# Collected data

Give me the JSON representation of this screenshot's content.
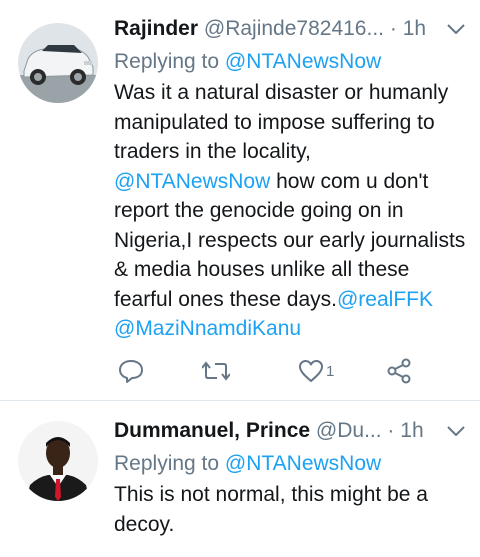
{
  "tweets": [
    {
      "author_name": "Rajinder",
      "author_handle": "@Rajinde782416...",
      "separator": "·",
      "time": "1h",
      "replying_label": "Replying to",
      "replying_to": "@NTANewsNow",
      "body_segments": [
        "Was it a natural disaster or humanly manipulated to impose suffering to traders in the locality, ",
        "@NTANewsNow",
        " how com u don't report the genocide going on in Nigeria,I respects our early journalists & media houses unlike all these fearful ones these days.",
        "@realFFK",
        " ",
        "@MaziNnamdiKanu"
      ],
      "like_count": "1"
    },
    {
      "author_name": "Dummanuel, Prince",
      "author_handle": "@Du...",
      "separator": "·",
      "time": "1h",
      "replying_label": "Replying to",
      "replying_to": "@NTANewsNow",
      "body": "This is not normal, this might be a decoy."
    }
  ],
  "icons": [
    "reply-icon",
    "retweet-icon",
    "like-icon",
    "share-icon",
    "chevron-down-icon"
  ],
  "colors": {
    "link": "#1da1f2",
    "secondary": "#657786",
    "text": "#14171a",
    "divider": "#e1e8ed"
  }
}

# PROBLEM REQUIREMENTS
Each entry should be repeated exactly as it appears; the pictures stay out.

# CORRECT RESULT
Give me the JSON representation of this screenshot's content.
{
  "tweets": [
    {
      "author_name": "Rajinder",
      "author_handle": "@Rajinde782416...",
      "separator": "·",
      "time": "1h",
      "replying_label": "Replying to",
      "replying_to": "@NTANewsNow",
      "body_segments": [
        "Was it a natural disaster or humanly manipulated to impose suffering to traders in the locality, ",
        "@NTANewsNow",
        " how com u don't report the genocide going on in Nigeria,I respects our early journalists & media houses unlike all these fearful ones these days.",
        "@realFFK",
        " ",
        "@MaziNnamdiKanu"
      ],
      "like_count": "1"
    },
    {
      "author_name": "Dummanuel, Prince",
      "author_handle": "@Du...",
      "separator": "·",
      "time": "1h",
      "replying_label": "Replying to",
      "replying_to": "@NTANewsNow",
      "body": "This is not normal, this might be a decoy."
    }
  ],
  "icons": [
    "reply-icon",
    "retweet-icon",
    "like-icon",
    "share-icon",
    "chevron-down-icon"
  ],
  "colors": {
    "link": "#1da1f2",
    "secondary": "#657786",
    "text": "#14171a",
    "divider": "#e1e8ed"
  }
}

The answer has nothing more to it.